» **Aim**
Pick out the lines containing "note".

BEGIN

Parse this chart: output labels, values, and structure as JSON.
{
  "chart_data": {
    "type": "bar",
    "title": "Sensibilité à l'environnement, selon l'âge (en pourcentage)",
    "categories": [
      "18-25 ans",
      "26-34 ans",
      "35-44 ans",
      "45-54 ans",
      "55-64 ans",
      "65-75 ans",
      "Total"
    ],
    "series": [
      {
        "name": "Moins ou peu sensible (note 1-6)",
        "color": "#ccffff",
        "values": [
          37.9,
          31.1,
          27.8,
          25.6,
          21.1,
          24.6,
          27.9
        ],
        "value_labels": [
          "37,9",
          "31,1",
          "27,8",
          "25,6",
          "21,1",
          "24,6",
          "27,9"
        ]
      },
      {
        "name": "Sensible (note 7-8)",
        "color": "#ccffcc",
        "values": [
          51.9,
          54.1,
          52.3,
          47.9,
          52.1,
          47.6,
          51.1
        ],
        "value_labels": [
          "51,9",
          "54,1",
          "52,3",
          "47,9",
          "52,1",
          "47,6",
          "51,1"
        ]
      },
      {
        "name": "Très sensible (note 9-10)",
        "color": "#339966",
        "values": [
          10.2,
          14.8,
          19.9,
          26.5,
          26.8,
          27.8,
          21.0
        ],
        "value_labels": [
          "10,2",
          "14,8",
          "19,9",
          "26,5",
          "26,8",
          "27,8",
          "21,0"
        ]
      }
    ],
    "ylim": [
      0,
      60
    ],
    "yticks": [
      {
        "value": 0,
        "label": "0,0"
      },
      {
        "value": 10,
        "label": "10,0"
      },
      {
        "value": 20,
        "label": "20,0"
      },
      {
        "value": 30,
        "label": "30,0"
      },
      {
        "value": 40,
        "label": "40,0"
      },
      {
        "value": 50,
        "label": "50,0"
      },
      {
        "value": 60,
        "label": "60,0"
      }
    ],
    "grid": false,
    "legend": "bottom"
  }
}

END

» **Task result**
        "name": "Moins ou peu sensible (note 1-6)",
        "name": "Sensible (note 7-8)",
        "name": "Très sensible (note 9-10)",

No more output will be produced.